Description of the task:
Reply with one number only, the count of lines holding the string "image".

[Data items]
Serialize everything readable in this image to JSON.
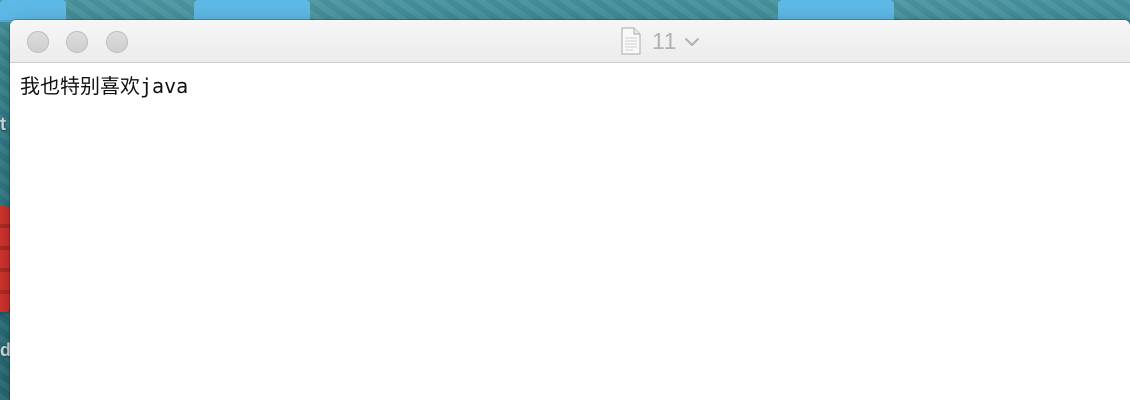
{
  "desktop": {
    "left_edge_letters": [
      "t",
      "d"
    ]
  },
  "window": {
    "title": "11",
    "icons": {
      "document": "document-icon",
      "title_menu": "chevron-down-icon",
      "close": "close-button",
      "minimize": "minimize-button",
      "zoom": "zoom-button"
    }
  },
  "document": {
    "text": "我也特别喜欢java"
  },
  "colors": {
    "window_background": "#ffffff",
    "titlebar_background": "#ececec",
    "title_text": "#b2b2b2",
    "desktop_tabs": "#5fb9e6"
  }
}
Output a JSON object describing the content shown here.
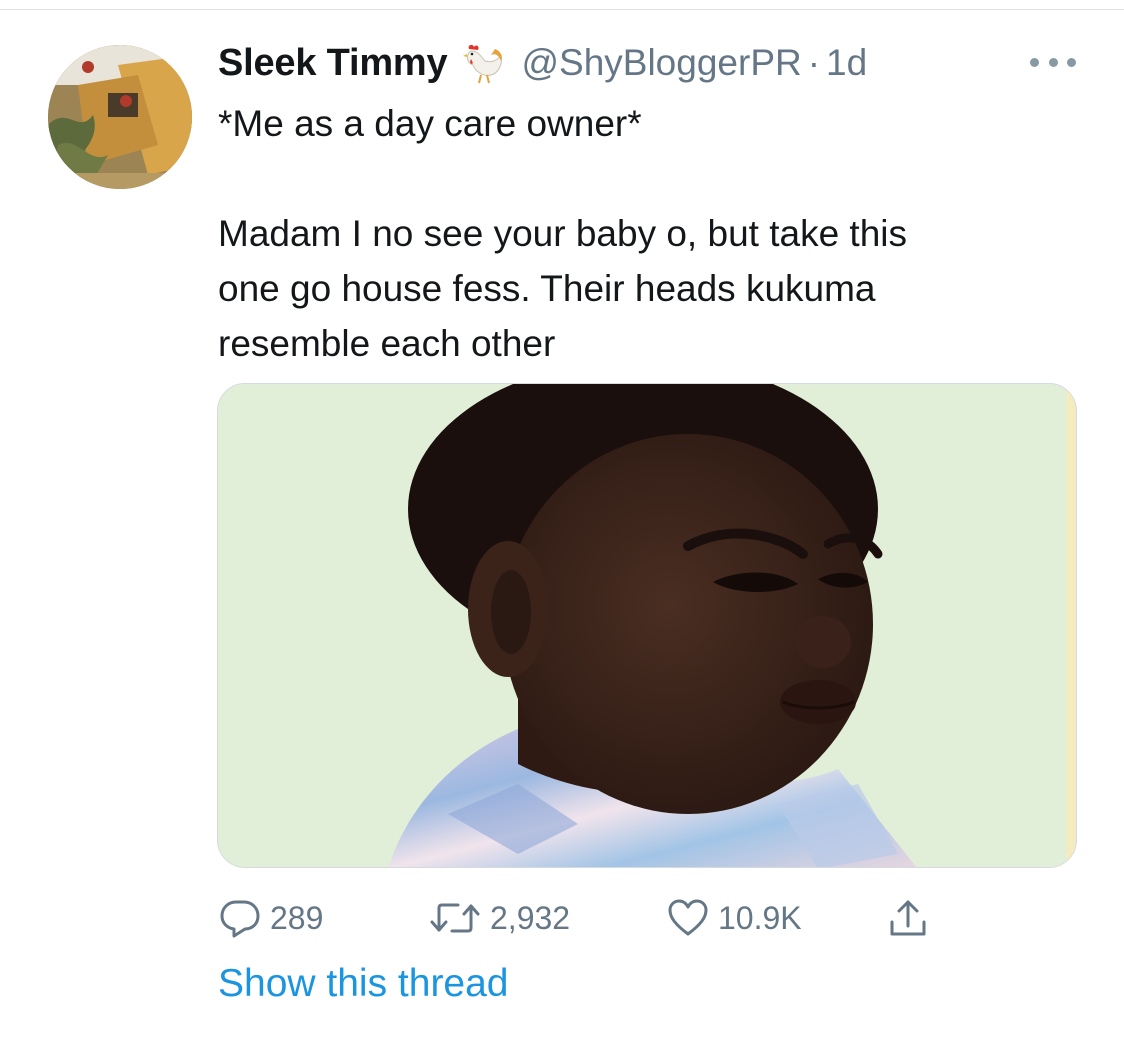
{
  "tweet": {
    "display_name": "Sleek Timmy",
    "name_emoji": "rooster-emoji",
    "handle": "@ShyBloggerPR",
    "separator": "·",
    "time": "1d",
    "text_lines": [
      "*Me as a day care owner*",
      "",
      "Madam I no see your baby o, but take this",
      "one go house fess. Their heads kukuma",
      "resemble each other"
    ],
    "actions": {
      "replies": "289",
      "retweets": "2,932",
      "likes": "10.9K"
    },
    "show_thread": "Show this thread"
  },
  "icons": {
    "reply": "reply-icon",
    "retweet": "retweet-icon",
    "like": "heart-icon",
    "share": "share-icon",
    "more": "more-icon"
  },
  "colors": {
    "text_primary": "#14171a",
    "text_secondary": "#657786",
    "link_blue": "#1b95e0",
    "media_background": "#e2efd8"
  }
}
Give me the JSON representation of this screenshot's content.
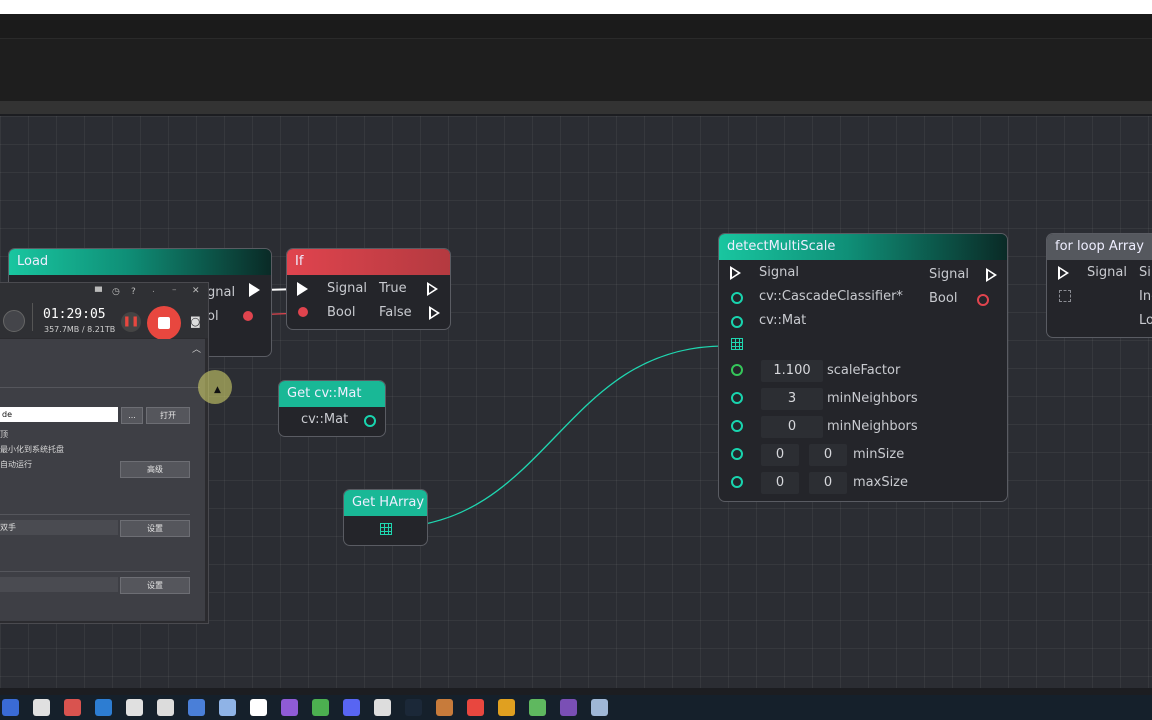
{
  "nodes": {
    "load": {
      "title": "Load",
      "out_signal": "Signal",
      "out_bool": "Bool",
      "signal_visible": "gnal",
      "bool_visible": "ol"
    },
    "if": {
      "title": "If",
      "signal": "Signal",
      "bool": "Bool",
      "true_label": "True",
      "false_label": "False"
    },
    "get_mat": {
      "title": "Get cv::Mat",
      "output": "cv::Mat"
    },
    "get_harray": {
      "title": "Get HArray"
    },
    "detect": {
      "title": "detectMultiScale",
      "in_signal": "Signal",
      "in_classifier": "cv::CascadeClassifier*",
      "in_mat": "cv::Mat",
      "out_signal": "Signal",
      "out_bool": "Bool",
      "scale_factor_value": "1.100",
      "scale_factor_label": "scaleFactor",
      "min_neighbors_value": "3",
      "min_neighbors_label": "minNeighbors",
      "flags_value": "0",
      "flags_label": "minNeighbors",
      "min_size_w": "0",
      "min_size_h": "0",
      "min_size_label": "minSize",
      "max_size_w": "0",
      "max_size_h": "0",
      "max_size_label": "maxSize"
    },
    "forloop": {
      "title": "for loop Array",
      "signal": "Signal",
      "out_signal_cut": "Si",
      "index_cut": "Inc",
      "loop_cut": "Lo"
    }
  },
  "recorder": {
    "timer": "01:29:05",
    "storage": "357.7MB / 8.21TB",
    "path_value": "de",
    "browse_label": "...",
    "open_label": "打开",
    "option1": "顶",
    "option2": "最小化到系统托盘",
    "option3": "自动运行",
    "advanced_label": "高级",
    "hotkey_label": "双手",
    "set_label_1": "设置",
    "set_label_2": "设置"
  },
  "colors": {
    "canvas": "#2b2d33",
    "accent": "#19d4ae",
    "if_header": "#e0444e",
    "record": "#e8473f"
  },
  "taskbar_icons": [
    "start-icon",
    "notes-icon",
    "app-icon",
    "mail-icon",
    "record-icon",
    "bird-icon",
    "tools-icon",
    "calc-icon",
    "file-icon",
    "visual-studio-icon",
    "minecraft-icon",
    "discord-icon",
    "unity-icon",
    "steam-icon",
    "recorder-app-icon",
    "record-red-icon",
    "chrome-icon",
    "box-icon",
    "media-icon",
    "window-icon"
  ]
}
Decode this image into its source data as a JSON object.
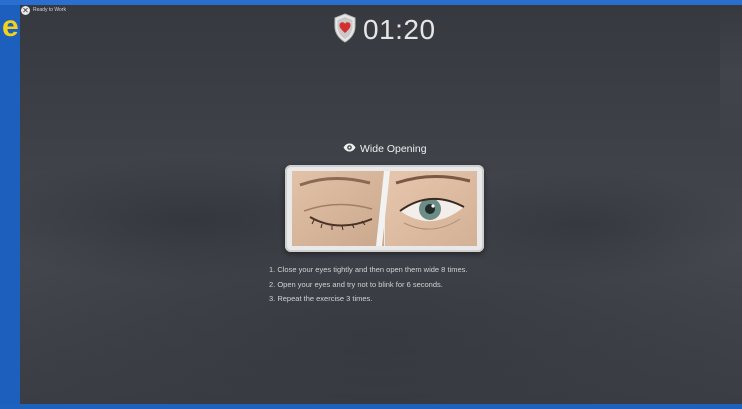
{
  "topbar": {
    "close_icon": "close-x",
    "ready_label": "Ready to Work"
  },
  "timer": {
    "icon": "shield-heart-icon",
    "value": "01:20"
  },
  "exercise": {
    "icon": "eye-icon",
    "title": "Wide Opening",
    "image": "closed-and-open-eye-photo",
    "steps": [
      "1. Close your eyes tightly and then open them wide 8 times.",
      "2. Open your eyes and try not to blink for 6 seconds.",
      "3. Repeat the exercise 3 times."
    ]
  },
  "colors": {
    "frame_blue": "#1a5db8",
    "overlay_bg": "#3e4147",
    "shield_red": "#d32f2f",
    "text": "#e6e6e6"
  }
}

Solution to this exercise:
3